WORK TO BE COMPLETED:
For each line below that includes the word "future", make a copy.
+++
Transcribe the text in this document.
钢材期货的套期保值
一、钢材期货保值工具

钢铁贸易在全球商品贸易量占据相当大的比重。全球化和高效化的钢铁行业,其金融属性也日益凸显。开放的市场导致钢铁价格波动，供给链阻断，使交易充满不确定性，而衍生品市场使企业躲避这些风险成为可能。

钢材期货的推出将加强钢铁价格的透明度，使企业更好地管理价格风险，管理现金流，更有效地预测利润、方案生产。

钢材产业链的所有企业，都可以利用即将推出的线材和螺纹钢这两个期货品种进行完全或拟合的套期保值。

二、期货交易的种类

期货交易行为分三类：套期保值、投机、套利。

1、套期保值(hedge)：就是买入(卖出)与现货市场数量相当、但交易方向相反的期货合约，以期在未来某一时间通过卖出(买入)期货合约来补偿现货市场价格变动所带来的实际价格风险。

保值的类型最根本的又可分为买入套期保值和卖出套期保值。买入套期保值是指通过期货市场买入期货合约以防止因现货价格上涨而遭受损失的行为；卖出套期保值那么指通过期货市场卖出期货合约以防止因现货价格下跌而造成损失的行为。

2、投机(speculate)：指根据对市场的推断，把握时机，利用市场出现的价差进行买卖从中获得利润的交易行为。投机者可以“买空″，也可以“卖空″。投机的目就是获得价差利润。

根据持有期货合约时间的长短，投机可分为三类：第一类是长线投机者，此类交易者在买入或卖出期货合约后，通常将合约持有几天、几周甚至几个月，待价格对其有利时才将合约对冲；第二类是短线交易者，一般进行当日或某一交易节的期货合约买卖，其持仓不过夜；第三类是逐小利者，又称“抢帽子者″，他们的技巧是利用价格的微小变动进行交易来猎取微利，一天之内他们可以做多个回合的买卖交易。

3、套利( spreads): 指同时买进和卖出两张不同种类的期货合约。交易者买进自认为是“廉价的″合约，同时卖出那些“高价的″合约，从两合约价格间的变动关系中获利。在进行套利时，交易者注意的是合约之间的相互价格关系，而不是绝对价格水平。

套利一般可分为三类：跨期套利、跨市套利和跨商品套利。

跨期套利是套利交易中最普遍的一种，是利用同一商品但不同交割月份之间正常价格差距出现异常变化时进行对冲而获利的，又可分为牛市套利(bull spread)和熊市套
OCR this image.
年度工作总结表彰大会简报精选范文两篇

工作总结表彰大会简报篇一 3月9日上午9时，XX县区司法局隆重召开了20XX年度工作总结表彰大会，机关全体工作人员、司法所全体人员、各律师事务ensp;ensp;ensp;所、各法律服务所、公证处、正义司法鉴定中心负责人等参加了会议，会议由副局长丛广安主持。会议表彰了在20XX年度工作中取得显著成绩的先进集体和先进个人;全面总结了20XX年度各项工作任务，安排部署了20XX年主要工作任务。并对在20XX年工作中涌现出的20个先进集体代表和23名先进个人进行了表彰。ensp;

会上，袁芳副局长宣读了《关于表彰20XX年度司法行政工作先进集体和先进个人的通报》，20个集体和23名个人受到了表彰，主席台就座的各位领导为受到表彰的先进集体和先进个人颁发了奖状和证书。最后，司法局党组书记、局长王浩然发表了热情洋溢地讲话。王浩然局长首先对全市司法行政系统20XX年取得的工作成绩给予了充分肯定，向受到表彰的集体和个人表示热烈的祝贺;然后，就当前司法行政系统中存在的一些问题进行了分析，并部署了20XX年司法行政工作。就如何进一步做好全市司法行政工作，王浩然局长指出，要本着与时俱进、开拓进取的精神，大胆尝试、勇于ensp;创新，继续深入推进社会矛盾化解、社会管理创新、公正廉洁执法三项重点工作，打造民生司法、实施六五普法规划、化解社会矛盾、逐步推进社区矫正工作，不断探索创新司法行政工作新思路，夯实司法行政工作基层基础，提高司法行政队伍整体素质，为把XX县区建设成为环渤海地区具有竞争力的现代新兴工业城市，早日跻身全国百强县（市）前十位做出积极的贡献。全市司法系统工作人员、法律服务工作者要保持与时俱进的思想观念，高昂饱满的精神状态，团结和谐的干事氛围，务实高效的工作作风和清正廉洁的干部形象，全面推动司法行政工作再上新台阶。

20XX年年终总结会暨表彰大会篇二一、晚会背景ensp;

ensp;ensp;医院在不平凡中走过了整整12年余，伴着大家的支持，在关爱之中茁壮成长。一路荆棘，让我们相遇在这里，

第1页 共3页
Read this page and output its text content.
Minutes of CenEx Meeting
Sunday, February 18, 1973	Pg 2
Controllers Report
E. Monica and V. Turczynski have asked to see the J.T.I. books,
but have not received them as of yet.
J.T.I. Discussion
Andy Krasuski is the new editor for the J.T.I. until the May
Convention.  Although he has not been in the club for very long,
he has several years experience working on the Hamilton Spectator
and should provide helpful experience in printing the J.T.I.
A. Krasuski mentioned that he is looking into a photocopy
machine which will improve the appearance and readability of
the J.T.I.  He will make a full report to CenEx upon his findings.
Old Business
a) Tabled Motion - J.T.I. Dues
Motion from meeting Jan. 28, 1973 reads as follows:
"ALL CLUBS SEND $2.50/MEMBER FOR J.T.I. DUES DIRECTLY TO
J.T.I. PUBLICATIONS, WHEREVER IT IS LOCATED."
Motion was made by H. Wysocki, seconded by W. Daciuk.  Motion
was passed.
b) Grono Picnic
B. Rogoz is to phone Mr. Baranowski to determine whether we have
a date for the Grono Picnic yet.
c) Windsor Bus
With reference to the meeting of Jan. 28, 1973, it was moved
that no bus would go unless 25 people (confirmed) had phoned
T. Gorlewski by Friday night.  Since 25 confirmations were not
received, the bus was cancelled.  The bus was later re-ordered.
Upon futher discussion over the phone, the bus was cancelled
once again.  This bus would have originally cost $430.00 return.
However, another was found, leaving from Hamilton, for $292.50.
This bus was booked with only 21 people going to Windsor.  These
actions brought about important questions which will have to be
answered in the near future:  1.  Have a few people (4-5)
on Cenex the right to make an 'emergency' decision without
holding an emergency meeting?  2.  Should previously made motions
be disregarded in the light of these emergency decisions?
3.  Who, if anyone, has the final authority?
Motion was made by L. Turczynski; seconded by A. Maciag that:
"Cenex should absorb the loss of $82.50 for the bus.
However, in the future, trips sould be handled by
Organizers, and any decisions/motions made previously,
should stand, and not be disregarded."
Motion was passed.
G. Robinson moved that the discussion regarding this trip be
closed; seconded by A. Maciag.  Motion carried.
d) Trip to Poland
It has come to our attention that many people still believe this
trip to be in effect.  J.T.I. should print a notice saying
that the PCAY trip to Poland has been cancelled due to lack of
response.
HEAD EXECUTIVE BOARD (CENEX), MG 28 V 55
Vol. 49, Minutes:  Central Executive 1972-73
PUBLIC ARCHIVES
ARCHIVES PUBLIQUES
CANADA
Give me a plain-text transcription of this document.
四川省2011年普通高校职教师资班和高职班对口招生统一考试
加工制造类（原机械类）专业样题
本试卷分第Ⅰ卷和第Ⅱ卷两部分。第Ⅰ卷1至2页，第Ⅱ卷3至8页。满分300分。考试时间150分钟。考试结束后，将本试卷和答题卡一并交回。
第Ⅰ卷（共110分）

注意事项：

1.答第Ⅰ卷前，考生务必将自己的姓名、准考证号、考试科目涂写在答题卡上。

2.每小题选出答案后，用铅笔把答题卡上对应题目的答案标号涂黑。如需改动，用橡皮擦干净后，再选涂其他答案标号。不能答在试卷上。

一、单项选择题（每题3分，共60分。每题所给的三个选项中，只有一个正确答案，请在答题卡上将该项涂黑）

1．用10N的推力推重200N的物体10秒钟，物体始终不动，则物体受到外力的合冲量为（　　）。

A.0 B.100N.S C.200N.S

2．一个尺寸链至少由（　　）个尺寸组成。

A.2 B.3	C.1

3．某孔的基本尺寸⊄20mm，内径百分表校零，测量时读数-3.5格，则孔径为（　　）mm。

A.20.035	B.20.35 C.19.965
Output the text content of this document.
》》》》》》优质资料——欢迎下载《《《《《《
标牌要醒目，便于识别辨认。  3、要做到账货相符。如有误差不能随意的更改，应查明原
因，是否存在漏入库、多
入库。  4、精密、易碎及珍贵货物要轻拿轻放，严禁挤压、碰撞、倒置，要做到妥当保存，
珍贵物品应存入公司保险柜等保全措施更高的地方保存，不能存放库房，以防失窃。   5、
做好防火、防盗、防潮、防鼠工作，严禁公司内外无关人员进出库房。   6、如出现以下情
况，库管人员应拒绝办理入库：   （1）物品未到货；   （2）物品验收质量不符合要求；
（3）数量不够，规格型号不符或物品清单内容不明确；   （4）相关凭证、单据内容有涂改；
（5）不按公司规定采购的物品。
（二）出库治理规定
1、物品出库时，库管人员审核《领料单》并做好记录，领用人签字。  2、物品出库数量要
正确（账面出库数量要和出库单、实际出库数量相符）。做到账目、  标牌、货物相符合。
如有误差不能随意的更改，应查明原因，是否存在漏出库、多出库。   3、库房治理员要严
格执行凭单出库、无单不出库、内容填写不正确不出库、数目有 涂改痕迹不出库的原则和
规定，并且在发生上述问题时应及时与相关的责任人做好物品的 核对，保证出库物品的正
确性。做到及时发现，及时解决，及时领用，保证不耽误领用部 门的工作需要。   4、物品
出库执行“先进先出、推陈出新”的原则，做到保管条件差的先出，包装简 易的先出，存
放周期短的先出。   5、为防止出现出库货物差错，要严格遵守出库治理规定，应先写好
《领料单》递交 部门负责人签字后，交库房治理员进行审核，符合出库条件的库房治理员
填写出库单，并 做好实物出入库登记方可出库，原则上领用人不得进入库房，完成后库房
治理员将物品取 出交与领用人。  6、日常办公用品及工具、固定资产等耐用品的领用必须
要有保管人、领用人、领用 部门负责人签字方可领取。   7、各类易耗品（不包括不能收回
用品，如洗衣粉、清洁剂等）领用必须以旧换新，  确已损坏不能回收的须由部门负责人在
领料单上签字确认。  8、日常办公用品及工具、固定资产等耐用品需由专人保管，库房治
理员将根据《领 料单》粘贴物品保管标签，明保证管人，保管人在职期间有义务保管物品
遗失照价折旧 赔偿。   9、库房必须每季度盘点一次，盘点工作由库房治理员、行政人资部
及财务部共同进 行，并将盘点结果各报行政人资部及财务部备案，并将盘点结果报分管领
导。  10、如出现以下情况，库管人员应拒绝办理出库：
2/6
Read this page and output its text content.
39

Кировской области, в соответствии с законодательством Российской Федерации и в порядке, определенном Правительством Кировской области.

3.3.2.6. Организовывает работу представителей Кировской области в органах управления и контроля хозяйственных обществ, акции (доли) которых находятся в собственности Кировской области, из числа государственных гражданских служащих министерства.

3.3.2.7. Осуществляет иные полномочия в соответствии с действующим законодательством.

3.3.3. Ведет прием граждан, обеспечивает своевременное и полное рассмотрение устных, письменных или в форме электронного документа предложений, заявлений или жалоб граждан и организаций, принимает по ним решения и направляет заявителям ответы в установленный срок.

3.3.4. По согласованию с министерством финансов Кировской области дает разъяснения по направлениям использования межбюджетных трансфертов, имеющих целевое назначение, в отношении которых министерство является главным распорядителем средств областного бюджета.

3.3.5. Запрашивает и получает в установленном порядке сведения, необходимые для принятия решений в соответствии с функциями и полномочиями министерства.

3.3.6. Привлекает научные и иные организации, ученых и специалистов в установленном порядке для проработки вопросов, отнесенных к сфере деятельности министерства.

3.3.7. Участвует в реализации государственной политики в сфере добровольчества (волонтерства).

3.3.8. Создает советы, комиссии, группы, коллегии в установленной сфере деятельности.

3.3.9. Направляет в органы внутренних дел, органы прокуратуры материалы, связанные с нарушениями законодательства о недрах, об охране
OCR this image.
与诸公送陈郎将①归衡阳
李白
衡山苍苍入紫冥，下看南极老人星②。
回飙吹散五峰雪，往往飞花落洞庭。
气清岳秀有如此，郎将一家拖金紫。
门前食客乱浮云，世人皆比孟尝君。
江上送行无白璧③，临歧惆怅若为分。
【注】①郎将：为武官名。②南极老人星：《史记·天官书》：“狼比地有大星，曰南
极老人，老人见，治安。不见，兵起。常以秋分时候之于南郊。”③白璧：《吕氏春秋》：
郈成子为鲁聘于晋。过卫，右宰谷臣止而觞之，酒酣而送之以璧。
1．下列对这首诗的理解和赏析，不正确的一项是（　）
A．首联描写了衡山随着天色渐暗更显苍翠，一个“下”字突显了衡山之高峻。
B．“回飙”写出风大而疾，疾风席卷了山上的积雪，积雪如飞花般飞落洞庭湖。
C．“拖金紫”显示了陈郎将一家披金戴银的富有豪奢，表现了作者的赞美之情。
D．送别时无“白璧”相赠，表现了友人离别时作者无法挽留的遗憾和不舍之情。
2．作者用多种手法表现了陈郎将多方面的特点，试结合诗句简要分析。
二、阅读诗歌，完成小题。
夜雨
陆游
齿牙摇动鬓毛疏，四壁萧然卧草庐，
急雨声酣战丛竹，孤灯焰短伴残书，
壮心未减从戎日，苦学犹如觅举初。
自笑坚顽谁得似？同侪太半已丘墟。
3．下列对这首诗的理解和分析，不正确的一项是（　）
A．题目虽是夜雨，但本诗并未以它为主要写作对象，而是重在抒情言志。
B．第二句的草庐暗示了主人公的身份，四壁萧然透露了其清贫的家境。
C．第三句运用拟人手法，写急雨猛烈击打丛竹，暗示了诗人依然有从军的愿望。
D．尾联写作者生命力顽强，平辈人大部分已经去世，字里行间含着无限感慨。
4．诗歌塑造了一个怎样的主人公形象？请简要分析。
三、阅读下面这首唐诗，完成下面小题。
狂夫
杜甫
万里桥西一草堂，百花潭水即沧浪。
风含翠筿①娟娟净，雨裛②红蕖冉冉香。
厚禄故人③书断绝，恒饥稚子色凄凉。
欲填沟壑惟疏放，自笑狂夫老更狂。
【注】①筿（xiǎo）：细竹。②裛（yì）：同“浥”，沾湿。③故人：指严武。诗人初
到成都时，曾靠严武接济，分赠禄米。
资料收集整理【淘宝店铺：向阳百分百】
+++
WRITTEN REPLY:
answered in the near future:  1.  Have a few people (4-5)
However, in the future, trips sould be handled by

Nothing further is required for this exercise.